* _EXERCISE DESCRIPTION_: Transcribe the listing in full, excluding any pictures.

═════ RAW DATA

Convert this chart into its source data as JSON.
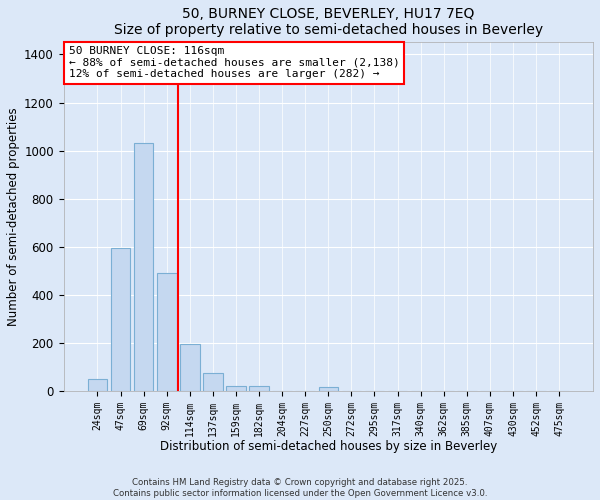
{
  "title": "50, BURNEY CLOSE, BEVERLEY, HU17 7EQ",
  "subtitle": "Size of property relative to semi-detached houses in Beverley",
  "xlabel": "Distribution of semi-detached houses by size in Beverley",
  "ylabel": "Number of semi-detached properties",
  "bar_labels": [
    "24sqm",
    "47sqm",
    "69sqm",
    "92sqm",
    "114sqm",
    "137sqm",
    "159sqm",
    "182sqm",
    "204sqm",
    "227sqm",
    "250sqm",
    "272sqm",
    "295sqm",
    "317sqm",
    "340sqm",
    "362sqm",
    "385sqm",
    "407sqm",
    "430sqm",
    "452sqm",
    "475sqm"
  ],
  "bar_values": [
    50,
    595,
    1030,
    490,
    195,
    75,
    22,
    22,
    0,
    0,
    15,
    0,
    0,
    0,
    0,
    0,
    0,
    0,
    0,
    0,
    0
  ],
  "bar_color": "#c5d8f0",
  "bar_edge_color": "#7bafd4",
  "vline_x": 3.5,
  "vline_color": "red",
  "ylim": [
    0,
    1450
  ],
  "yticks": [
    0,
    200,
    400,
    600,
    800,
    1000,
    1200,
    1400
  ],
  "annotation_title": "50 BURNEY CLOSE: 116sqm",
  "annotation_line1": "← 88% of semi-detached houses are smaller (2,138)",
  "annotation_line2": "12% of semi-detached houses are larger (282) →",
  "annotation_box_color": "#ffffff",
  "annotation_box_edge": "red",
  "footer_line1": "Contains HM Land Registry data © Crown copyright and database right 2025.",
  "footer_line2": "Contains public sector information licensed under the Open Government Licence v3.0.",
  "background_color": "#dce8f8",
  "plot_bg_color": "#dce8f8",
  "grid_color": "#ffffff"
}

══════════

* _EXERCISE RESPONSE_:
Convert this chart into its source data as JSON.
{
  "title": "50, BURNEY CLOSE, BEVERLEY, HU17 7EQ",
  "subtitle": "Size of property relative to semi-detached houses in Beverley",
  "xlabel": "Distribution of semi-detached houses by size in Beverley",
  "ylabel": "Number of semi-detached properties",
  "bar_labels": [
    "24sqm",
    "47sqm",
    "69sqm",
    "92sqm",
    "114sqm",
    "137sqm",
    "159sqm",
    "182sqm",
    "204sqm",
    "227sqm",
    "250sqm",
    "272sqm",
    "295sqm",
    "317sqm",
    "340sqm",
    "362sqm",
    "385sqm",
    "407sqm",
    "430sqm",
    "452sqm",
    "475sqm"
  ],
  "bar_values": [
    50,
    595,
    1030,
    490,
    195,
    75,
    22,
    22,
    0,
    0,
    15,
    0,
    0,
    0,
    0,
    0,
    0,
    0,
    0,
    0,
    0
  ],
  "bar_color": "#c5d8f0",
  "bar_edge_color": "#7bafd4",
  "vline_x": 3.5,
  "vline_color": "red",
  "ylim": [
    0,
    1450
  ],
  "yticks": [
    0,
    200,
    400,
    600,
    800,
    1000,
    1200,
    1400
  ],
  "annotation_title": "50 BURNEY CLOSE: 116sqm",
  "annotation_line1": "← 88% of semi-detached houses are smaller (2,138)",
  "annotation_line2": "12% of semi-detached houses are larger (282) →",
  "annotation_box_color": "#ffffff",
  "annotation_box_edge": "red",
  "footer_line1": "Contains HM Land Registry data © Crown copyright and database right 2025.",
  "footer_line2": "Contains public sector information licensed under the Open Government Licence v3.0.",
  "background_color": "#dce8f8",
  "plot_bg_color": "#dce8f8",
  "grid_color": "#ffffff"
}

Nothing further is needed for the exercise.